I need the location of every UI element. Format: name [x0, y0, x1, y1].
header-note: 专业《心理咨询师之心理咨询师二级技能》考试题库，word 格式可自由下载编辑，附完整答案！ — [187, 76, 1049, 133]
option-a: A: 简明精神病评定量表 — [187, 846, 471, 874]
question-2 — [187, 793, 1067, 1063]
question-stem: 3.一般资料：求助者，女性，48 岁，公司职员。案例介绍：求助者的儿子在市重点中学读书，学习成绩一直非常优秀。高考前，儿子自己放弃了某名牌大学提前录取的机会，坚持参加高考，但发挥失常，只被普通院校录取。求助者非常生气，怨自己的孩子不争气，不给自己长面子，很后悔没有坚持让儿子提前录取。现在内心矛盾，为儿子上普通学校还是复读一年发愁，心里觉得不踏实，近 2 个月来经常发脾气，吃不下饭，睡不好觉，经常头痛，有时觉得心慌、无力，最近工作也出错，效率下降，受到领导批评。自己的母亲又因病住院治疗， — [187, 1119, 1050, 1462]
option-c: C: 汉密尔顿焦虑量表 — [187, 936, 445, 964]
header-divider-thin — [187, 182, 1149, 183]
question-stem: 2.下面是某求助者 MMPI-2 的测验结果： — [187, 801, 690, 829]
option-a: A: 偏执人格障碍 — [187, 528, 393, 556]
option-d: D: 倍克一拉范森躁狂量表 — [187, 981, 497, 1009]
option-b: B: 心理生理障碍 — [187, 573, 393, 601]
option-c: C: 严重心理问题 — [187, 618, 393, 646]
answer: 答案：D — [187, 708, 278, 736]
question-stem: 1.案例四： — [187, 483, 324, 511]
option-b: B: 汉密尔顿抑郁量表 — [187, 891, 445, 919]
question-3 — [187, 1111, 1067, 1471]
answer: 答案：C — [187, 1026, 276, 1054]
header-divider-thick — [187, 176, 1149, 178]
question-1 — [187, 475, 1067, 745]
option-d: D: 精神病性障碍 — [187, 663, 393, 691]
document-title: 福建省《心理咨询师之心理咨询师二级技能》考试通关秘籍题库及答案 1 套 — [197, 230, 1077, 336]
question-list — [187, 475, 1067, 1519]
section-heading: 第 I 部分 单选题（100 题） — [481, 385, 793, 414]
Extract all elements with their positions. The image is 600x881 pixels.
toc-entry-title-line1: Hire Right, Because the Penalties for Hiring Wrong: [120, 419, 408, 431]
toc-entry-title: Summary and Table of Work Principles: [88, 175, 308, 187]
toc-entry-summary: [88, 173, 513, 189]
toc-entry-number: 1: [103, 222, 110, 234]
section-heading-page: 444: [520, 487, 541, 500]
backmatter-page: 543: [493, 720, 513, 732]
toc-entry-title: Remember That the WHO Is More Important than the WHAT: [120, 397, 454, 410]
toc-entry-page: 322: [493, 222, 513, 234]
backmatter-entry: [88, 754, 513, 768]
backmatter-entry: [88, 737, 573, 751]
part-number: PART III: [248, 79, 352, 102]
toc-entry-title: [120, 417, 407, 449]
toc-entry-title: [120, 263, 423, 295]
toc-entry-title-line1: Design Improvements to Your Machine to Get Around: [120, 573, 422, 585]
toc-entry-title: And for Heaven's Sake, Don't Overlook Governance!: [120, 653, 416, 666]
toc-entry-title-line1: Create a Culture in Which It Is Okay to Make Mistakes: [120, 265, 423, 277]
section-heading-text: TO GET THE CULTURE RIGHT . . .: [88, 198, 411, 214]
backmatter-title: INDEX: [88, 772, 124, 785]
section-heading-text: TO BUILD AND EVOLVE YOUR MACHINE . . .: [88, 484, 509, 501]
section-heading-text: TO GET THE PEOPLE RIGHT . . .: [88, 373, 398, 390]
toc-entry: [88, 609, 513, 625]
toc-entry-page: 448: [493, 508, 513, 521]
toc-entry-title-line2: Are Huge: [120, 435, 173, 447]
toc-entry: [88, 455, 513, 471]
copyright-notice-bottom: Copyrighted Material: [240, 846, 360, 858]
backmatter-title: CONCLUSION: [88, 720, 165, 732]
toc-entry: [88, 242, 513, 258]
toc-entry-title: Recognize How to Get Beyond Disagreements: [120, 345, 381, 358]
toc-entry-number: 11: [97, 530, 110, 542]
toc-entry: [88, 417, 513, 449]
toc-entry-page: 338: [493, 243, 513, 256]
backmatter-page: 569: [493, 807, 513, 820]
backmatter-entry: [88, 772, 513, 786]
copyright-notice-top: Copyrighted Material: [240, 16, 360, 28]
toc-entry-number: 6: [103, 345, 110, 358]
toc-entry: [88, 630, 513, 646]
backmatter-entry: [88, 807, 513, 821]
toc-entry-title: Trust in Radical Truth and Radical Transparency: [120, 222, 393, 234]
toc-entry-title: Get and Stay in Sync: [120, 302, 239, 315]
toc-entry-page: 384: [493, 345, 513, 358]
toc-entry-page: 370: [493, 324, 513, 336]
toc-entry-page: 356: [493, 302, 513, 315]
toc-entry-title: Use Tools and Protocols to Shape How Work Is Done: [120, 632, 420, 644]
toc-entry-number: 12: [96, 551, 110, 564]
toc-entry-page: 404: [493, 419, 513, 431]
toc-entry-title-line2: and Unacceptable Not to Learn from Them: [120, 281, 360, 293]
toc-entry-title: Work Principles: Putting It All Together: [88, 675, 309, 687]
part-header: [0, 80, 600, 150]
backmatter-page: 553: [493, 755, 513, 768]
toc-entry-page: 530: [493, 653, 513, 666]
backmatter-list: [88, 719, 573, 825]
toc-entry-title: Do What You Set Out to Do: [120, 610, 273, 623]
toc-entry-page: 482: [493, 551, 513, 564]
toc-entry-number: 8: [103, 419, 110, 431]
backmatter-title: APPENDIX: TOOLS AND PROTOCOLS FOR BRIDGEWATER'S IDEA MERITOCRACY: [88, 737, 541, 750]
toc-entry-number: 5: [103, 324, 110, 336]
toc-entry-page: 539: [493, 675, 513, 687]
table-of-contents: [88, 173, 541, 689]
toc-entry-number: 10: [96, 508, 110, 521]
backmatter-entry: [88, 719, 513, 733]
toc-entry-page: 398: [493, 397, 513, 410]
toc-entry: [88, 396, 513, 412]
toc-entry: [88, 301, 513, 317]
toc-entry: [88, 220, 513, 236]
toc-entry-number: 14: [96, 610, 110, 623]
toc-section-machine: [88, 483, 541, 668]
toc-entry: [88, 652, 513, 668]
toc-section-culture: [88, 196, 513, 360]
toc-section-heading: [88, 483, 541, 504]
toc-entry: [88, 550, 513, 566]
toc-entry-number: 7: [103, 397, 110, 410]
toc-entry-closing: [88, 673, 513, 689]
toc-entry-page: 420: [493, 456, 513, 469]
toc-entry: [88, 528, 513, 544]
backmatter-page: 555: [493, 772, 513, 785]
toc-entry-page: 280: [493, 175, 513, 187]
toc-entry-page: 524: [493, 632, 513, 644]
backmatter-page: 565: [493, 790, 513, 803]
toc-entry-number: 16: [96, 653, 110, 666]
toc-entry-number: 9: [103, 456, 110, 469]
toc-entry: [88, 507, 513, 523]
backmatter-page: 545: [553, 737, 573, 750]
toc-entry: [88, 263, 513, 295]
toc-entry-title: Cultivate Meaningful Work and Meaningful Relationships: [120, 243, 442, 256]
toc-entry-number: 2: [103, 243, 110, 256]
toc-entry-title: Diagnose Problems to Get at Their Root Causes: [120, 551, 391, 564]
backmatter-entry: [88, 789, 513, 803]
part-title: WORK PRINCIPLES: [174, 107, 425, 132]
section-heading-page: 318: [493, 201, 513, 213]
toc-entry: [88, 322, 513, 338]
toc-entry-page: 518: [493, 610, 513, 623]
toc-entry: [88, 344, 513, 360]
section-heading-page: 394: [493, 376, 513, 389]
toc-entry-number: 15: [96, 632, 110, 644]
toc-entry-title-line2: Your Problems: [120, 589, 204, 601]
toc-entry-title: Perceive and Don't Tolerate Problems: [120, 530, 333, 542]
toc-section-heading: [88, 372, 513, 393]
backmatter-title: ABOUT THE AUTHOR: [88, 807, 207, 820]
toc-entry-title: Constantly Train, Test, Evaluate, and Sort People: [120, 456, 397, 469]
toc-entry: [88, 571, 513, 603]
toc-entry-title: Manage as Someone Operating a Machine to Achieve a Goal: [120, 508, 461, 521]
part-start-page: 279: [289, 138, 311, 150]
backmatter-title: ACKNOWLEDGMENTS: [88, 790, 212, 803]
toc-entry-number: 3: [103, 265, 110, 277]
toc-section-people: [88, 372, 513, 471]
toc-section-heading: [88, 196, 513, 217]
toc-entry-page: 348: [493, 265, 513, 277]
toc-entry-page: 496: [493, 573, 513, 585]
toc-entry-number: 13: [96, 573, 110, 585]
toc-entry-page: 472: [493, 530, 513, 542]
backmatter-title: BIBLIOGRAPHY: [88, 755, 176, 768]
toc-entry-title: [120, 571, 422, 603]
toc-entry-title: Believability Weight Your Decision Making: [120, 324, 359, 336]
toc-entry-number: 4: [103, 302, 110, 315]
_ _ _ _ _ _ _
Required work: Report every line of the listing above that contains the string "divider", copying each line in full. Case counts.

Answer to this exercise:
header-divider-thin — [187, 182, 1149, 183]
header-divider-thick — [187, 176, 1149, 178]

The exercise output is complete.